--- GOAL ---
Repeat the passage of the Ops Agent runbook between "Skip to main" and "(Ollama local AI)", inclusive, without any changes.

--- TEXT SECTION ---
Skip to main content

Ops Agent

Runbook: Ops Agent

Service: com.john.ops-agent Type: LaunchAgent daemon (Node.js) Interval: Every 5 minutes (300s) Location: ~/system/daemons/ops-agent.js Plist: ~/Library/LaunchAgents/com.john.ops-agent.plist Owner: John Cost: $0 (Ollama local AI)


What It Does

Autonomous operations agent that runs 24/7:

  1. MM Monitoring — reads all 4 Mattermost teams (basic, wizard, rendrom, riad)
  2. Message Classification — Ollama llama3.1:8b classifies: ROUTINE / TASK / INCIDENT
  3. Intelligent Response — Ollama qwen2.5-coder:32b generates contextual MM replies
  4. Task Creation — creates MC tasks with BILLABLE/INTERNAL tag + Planka cards
  5. Health Monitoring — runs health-check.js (Docker, HTTP, system, daemons)
  6. Auto-Fix — auto-fix.js for known issues (max 3 attempts/hour/service)
  7. Escalation — creates HIGH priority MC task + MM alert when it can't resolve

Status Check

# Is it running?

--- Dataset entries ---
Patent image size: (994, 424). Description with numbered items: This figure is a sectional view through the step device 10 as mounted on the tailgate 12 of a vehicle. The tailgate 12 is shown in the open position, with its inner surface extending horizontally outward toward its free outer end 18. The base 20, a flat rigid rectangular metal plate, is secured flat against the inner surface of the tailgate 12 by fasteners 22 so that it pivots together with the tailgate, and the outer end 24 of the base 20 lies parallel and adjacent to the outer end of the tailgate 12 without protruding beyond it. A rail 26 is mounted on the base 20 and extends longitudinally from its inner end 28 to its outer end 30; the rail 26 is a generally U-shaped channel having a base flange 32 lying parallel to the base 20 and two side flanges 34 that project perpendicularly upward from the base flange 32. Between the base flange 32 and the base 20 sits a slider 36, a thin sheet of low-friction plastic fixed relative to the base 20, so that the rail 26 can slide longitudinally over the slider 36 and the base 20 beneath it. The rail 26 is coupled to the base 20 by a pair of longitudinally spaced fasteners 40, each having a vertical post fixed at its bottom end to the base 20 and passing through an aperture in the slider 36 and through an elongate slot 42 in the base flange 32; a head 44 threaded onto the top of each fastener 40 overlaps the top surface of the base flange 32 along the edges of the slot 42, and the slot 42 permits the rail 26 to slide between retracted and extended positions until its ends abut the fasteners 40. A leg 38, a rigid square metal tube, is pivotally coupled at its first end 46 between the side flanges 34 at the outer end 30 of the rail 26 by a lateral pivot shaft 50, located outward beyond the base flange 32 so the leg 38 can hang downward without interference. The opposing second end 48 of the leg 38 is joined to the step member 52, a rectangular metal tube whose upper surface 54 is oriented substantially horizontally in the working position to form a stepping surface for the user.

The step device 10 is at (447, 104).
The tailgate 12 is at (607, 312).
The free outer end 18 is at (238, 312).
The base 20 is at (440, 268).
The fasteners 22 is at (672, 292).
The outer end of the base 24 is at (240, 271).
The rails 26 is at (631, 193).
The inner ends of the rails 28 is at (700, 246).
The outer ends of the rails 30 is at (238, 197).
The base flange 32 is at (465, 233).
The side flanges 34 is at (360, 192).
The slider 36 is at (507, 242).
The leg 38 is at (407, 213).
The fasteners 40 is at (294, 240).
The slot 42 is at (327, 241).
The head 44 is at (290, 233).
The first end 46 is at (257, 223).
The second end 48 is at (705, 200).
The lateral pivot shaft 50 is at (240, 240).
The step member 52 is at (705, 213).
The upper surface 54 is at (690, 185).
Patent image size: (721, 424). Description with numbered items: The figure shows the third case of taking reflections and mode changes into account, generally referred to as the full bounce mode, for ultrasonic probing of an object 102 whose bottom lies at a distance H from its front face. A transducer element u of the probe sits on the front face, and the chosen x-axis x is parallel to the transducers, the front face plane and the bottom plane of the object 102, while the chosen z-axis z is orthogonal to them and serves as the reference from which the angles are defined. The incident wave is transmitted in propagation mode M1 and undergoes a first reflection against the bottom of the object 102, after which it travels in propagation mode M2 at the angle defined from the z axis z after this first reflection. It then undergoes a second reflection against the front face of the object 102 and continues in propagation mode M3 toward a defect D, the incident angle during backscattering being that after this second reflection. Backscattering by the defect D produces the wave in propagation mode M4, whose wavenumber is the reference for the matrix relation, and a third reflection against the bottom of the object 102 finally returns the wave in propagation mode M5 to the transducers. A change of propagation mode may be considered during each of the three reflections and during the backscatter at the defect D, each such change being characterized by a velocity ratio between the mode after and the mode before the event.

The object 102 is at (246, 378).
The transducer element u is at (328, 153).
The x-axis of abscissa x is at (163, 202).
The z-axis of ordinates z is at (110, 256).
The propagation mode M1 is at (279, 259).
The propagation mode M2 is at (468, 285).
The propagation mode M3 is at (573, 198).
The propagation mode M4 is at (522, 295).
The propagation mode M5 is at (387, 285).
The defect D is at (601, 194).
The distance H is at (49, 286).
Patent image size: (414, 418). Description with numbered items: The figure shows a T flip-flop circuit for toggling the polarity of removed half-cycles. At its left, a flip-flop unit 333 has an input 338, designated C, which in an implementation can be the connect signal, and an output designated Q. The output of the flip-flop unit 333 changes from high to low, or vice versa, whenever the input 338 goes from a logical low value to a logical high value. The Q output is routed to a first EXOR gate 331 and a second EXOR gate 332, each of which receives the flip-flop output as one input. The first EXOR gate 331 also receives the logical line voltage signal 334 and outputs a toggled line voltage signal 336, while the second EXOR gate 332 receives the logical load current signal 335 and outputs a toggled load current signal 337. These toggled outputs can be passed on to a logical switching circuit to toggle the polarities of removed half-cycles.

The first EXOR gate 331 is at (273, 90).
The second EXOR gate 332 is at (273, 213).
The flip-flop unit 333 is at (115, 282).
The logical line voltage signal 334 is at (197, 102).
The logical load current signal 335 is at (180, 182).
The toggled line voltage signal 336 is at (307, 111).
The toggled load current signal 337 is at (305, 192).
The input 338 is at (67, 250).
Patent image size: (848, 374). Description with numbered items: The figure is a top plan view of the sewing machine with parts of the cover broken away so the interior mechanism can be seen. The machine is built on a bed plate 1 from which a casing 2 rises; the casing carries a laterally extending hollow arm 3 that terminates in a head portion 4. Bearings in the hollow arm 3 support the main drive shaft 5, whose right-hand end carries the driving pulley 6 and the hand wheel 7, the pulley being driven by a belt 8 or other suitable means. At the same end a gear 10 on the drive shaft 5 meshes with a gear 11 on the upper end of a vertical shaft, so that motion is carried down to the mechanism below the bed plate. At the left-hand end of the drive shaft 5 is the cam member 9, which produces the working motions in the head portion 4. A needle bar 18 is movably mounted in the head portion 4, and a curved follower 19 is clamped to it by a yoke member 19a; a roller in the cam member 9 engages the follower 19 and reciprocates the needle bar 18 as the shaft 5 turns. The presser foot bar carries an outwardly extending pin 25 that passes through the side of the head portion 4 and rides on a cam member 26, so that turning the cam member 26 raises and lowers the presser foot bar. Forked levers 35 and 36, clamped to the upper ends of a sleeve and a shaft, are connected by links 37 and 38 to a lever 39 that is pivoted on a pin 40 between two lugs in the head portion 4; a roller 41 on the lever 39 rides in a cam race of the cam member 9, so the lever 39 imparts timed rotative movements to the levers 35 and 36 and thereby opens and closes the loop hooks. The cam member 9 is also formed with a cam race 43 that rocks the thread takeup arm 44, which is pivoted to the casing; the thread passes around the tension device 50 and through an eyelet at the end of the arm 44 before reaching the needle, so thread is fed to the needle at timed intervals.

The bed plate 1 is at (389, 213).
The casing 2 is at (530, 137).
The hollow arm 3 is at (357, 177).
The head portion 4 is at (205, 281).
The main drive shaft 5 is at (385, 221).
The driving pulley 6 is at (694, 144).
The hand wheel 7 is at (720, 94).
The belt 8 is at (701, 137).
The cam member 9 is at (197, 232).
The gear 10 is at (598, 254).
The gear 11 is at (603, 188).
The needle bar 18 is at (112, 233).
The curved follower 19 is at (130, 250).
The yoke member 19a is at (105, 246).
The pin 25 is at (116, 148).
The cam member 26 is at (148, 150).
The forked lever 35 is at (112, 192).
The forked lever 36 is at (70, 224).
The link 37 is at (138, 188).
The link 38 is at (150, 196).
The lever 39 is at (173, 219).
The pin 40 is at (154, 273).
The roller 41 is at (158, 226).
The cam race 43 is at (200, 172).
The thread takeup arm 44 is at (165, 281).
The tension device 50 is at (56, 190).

--- SOLUTION TO THIS EXERCISE ---
Skip to main content

Ops Agent

Runbook: Ops Agent

Service: com.john.ops-agent Type: LaunchAgent daemon (Node.js) Interval: Every 5 minutes (300s) Location: ~/system/daemons/ops-agent.js Plist: ~/Library/LaunchAgents/com.john.ops-agent.plist Owner: John Cost: $0 (Ollama local AI)